→ **TASK DIRECTIONS**
Skip all pictures. Set down only the lines starting at the line containing "What text is on this page?" and running to the end of the listing.

--- GIVEN INFORMATION ---

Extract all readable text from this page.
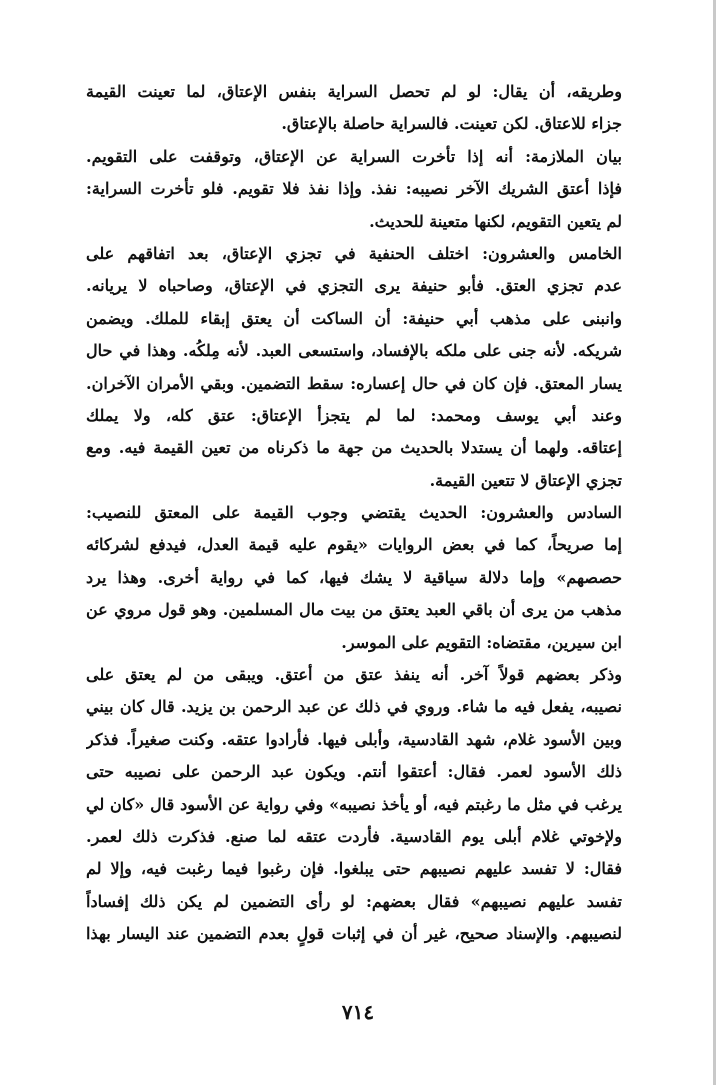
وطريقه، أن يقال: لو لم تحصل السراية بنفس الإعتاق، لما تعينت القيمة
جزاء للاعتاق. لكن تعينت. فالسراية حاصلة بالإعتاق.
بيان الملازمة: أنه إذا تأخرت السراية عن الإعتاق، وتوقفت على التقويم.
فإذا أعتق الشريك الآخر نصيبه: نفذ. وإذا نفذ فلا تقويم. فلو تأخرت السراية:
لم يتعين التقويم، لكنها متعينة للحديث.
الخامس والعشرون: اختلف الحنفية في تجزي الإعتاق، بعد اتفاقهم على
عدم تجزي العتق. فأبو حنيفة يرى التجزي في الإعتاق، وصاحباه لا يريانه.
وانبنى على مذهب أبي حنيفة: أن الساكت أن يعتق إبقاء للملك. ويضمن
شريكه. لأنه جنى على ملكه بالإفساد، واستسعى العبد. لأنه مِلكُه. وهذا في حال
يسار المعتق. فإن كان في حال إعساره: سقط التضمين. وبقي الأمران الآخران.
وعند أبي يوسف ومحمد: لما لم يتجزأ الإعتاق: عتق كله، ولا يملك
إعتاقه. ولهما أن يستدلا بالحديث من جهة ما ذكرناه من تعين القيمة فيه. ومع
تجزي الإعتاق لا تتعين القيمة.
السادس والعشرون: الحديث يقتضي وجوب القيمة على المعتق للنصيب:
إما صريحاً، كما في بعض الروايات «يقوم عليه قيمة العدل، فيدفع لشركائه
حصصهم» وإما دلالة سياقية لا يشك فيها، كما في رواية أخرى. وهذا يرد
مذهب من يرى أن باقي العبد يعتق من بيت مال المسلمين. وهو قول مروي عن
ابن سيرين، مقتضاه: التقويم على الموسر.
وذكر بعضهم قولاً آخر. أنه ينفذ عتق من أعتق. ويبقى من لم يعتق على
نصيبه، يفعل فيه ما شاء. وروي في ذلك عن عبد الرحمن بن يزيد. قال كان بيني
وبين الأسود غلام، شهد القادسية، وأبلى فيها. فأرادوا عتقه. وكنت صغيراً. فذكر
ذلك الأسود لعمر. فقال: أعتقوا أنتم. ويكون عبد الرحمن على نصيبه حتى
يرغب في مثل ما رغبتم فيه، أو يأخذ نصيبه» وفي رواية عن الأسود قال «كان لي
ولإخوتي غلام أبلى يوم القادسية. فأردت عتقه لما صنع. فذكرت ذلك لعمر.
فقال: لا تفسد عليهم نصيبهم حتى يبلغوا. فإن رغبوا فيما رغبت فيه، وإلا لم
تفسد عليهم نصيبهم» فقال بعضهم: لو رأى التضمين لم يكن ذلك إفساداً
لنصيبهم. والإسناد صحيح، غير أن في إثبات قولٍ بعدم التضمين عند اليسار بهذا
٧١٤
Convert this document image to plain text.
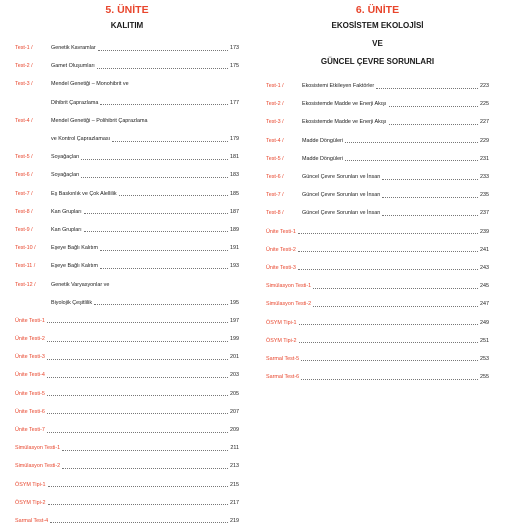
5. ÜNİTE
KALITIM
Test-1 /	Genetik Kavramlar	173
Test-2 /	Gamet Oluşumları	175
Test-3 /	Mendel Genetiği – Monohibrit ve
Dihibrit Çaprazlama	177
Test-4 /	Mendel Genetiği – Polihibrit Çaprazlama
ve Kontrol Çaprazlaması	179
Test-5 /	Soyağaçları	181
Test-6 /	Soyağaçları	183
Test-7 /	Eş Baskınlık ve Çok Alellilik	185
Test-8 /	Kan Grupları	187
Test-9 /	Kan Grupları	189
Test-10 /	Eşeye Bağlı Kalıtım	191
Test-11 /	Eşeye Bağlı Kalıtım	193
Test-12 /	Genetik Varyasyonlar ve
Biyolojik Çeşitlilik	195
Ünite Testi-1	197
Ünite Testi-2	199
Ünite Testi-3	201
Ünite Testi-4	203
Ünite Testi-5	205
Ünite Testi-6	207
Ünite Testi-7	209
Simülasyon Testi-1	211
Simülasyon Testi-2	213
ÖSYM Tipi-1	215
ÖSYM Tipi-2	217
Sarmal Test-4	219
6. ÜNİTE
EKOSİSTEM EKOLOJİSİ
VE
GÜNCEL ÇEVRE SORUNLARI
Test-1 /	Ekosistemi Etkileyen Faktörler	223
Test-2 /	Ekosistemde Madde ve Enerji Akışı	225
Test-3 /	Ekosistemde Madde ve Enerji Akışı	227
Test-4 /	Madde Döngüleri	229
Test-5 /	Madde Döngüleri	231
Test-6 /	Güncel Çevre Sorunları ve İnsan	233
Test-7 /	Güncel Çevre Sorunları ve İnsan	235
Test-8 /	Güncel Çevre Sorunları ve İnsan	237
Ünite Testi-1	239
Ünite Testi-2	241
Ünite Testi-3	243
Simülasyon Testi-1	245
Simülasyon Testi-2	247
ÖSYM Tipi-1	249
ÖSYM Tipi-2	251
Sarmal Test-5	253
Sarmal Test-6	255
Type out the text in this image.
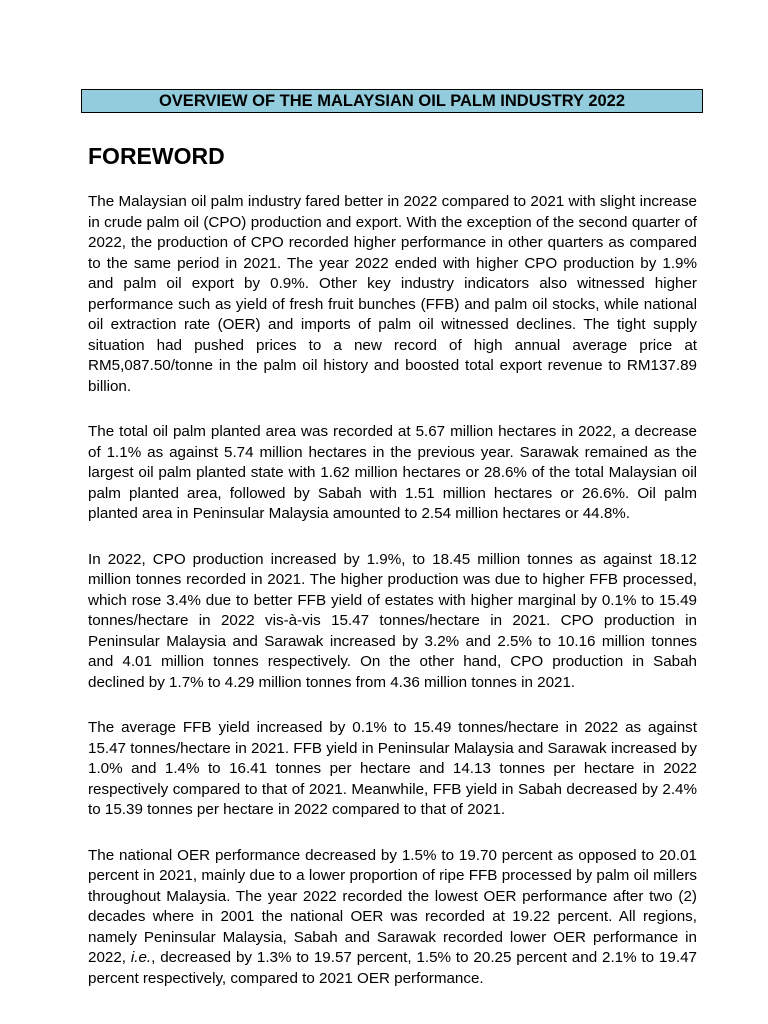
OVERVIEW OF THE MALAYSIAN OIL PALM INDUSTRY 2022
FOREWORD

The Malaysian oil palm industry fared better in 2022 compared to 2021 with slight increase in crude palm oil (CPO) production and export. With the exception of the second quarter of 2022, the production of CPO recorded higher performance in other quarters as compared to the same period in 2021. The year 2022 ended with higher CPO production by 1.9% and palm oil export by 0.9%. Other key industry indicators also witnessed higher performance such as yield of fresh fruit bunches (FFB) and palm oil stocks, while national oil extraction rate (OER) and imports of palm oil witnessed declines. The tight supply situation had pushed prices to a new record of high annual average price at RM5,087.50/tonne in the palm oil history and boosted total export revenue to RM137.89 billion.

The total oil palm planted area was recorded at 5.67 million hectares in 2022, a decrease of 1.1% as against 5.74 million hectares in the previous year. Sarawak remained as the largest oil palm planted state with 1.62 million hectares or 28.6% of the total Malaysian oil palm planted area, followed by Sabah with 1.51 million hectares or 26.6%. Oil palm planted area in Peninsular Malaysia amounted to 2.54 million hectares or 44.8%.

In 2022, CPO production increased by 1.9%, to 18.45 million tonnes as against 18.12 million tonnes recorded in 2021. The higher production was due to higher FFB processed, which rose 3.4% due to better FFB yield of estates with higher marginal by 0.1% to 15.49 tonnes/hectare in 2022 vis-à-vis 15.47 tonnes/hectare in 2021. CPO production in Peninsular Malaysia and Sarawak increased by 3.2% and 2.5% to 10.16 million tonnes and 4.01 million tonnes respectively. On the other hand, CPO production in Sabah declined by 1.7% to 4.29 million tonnes from 4.36 million tonnes in 2021.

The average FFB yield increased by 0.1% to 15.49 tonnes/hectare in 2022 as against 15.47 tonnes/hectare in 2021. FFB yield in Peninsular Malaysia and Sarawak increased by 1.0% and 1.4% to 16.41 tonnes per hectare and 14.13 tonnes per hectare in 2022 respectively compared to that of 2021. Meanwhile, FFB yield in Sabah decreased by 2.4% to 15.39 tonnes per hectare in 2022 compared to that of 2021.

The national OER performance decreased by 1.5% to 19.70 percent as opposed to 20.01 percent in 2021, mainly due to a lower proportion of ripe FFB processed by palm oil millers throughout Malaysia. The year 2022 recorded the lowest OER performance after two (2) decades where in 2001 the national OER was recorded at 19.22 percent. All regions, namely Peninsular Malaysia, Sabah and Sarawak recorded lower OER performance in 2022, i.e., decreased by 1.3% to 19.57 percent, 1.5% to 20.25 percent and 2.1% to 19.47 percent respectively, compared to 2021 OER performance.
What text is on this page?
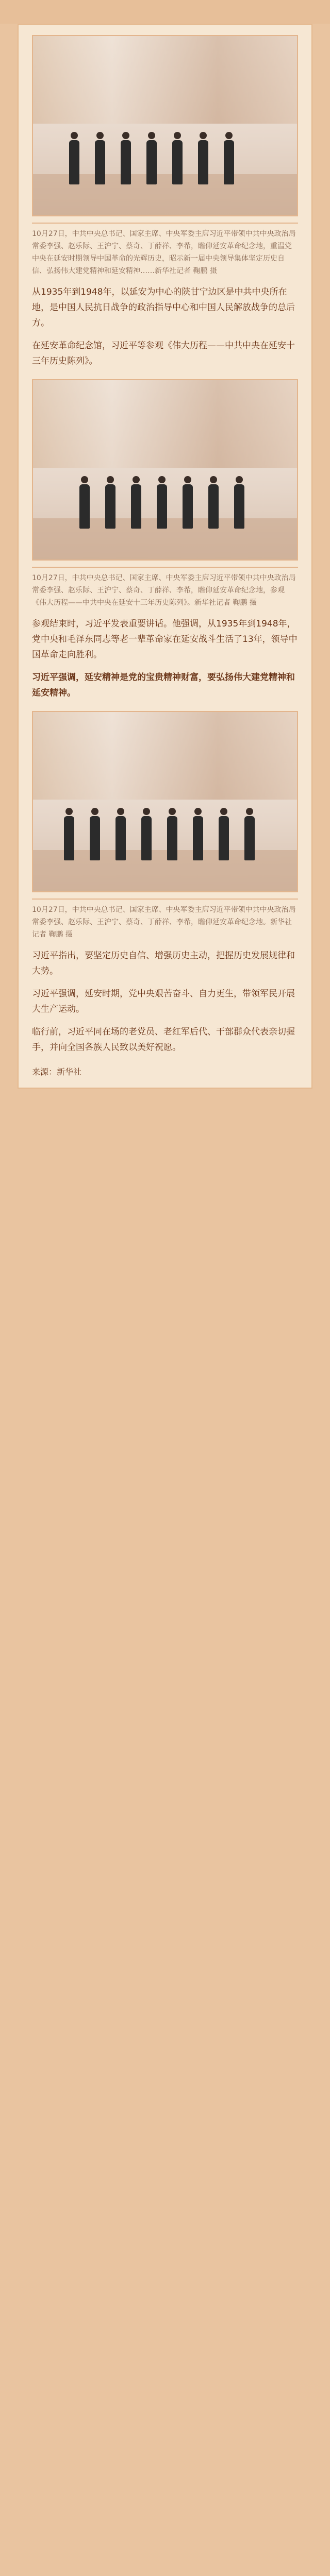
10月27日，中共中央总书记、国家主席、中央军委主席习近平带领中共中央政治局常委李强、赵乐际、王沪宁、蔡奇、丁薛祥、李希，瞻仰延安革命纪念地，重温党中央在延安时期领导中国革命的光辉历史，昭示新一届中央领导集体坚定历史自信、弘扬伟大建党精神和延安精神……新华社记者 鞠鹏 摄

从1935年到1948年，以延安为中心的陕甘宁边区是中共中央所在地，是中国人民抗日战争的政治指导中心和中国人民解放战争的总后方。

在延安革命纪念馆，习近平等参观《伟大历程——中共中央在延安十三年历史陈列》。

10月27日，中共中央总书记、国家主席、中央军委主席习近平带领中共中央政治局常委李强、赵乐际、王沪宁、蔡奇、丁薛祥、李希，瞻仰延安革命纪念地，参观《伟大历程——中共中央在延安十三年历史陈列》。新华社记者 鞠鹏 摄

参观结束时，习近平发表重要讲话。他强调，从1935年到1948年，党中央和毛泽东同志等老一辈革命家在延安战斗生活了13年，领导中国革命走向胜利。

习近平强调，延安精神是党的宝贵精神财富，要弘扬伟大建党精神和延安精神。

10月27日，中共中央总书记、国家主席、中央军委主席习近平带领中共中央政治局常委李强、赵乐际、王沪宁、蔡奇、丁薛祥、李希，瞻仰延安革命纪念地。新华社记者 鞠鹏 摄

习近平指出，要坚定历史自信、增强历史主动，把握历史发展规律和大势。

习近平强调，延安时期，党中央艰苦奋斗、自力更生，带领军民开展大生产运动。

临行前，习近平同在场的老党员、老红军后代、干部群众代表亲切握手，并向全国各族人民致以美好祝愿。

来源：新华社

---

→ **COMPLETED TASK**
What text is on this page?
10月27日，中共中央总书记、国家主席、中央军委主席习近平带领中共中央政治局常委李强、赵乐际、王沪宁、蔡奇、丁薛祥、李希，瞻仰延安革命纪念地，重温党中央在延安时期领导中国革命的光辉历史，昭示新一届中央领导集体坚定历史自信、弘扬伟大建党精神和延安精神……新华社记者 鞠鹏 摄

从1935年到1948年，以延安为中心的陕甘宁边区是中共中央所在地，是中国人民抗日战争的政治指导中心和中国人民解放战争的总后方。

在延安革命纪念馆，习近平等参观《伟大历程——中共中央在延安十三年历史陈列》。

10月27日，中共中央总书记、国家主席、中央军委主席习近平带领中共中央政治局常委李强、赵乐际、王沪宁、蔡奇、丁薛祥、李希，瞻仰延安革命纪念地，参观《伟大历程——中共中央在延安十三年历史陈列》。新华社记者 鞠鹏 摄

参观结束时，习近平发表重要讲话。他强调，从1935年到1948年，党中央和毛泽东同志等老一辈革命家在延安战斗生活了13年，领导中国革命走向胜利。

习近平强调，延安精神是党的宝贵精神财富，要弘扬伟大建党精神和延安精神。

10月27日，中共中央总书记、国家主席、中央军委主席习近平带领中共中央政治局常委李强、赵乐际、王沪宁、蔡奇、丁薛祥、李希，瞻仰延安革命纪念地。新华社记者 鞠鹏 摄

习近平指出，要坚定历史自信、增强历史主动，把握历史发展规律和大势。

习近平强调，延安时期，党中央艰苦奋斗、自力更生，带领军民开展大生产运动。

临行前，习近平同在场的老党员、老红军后代、干部群众代表亲切握手，并向全国各族人民致以美好祝愿。

来源：新华社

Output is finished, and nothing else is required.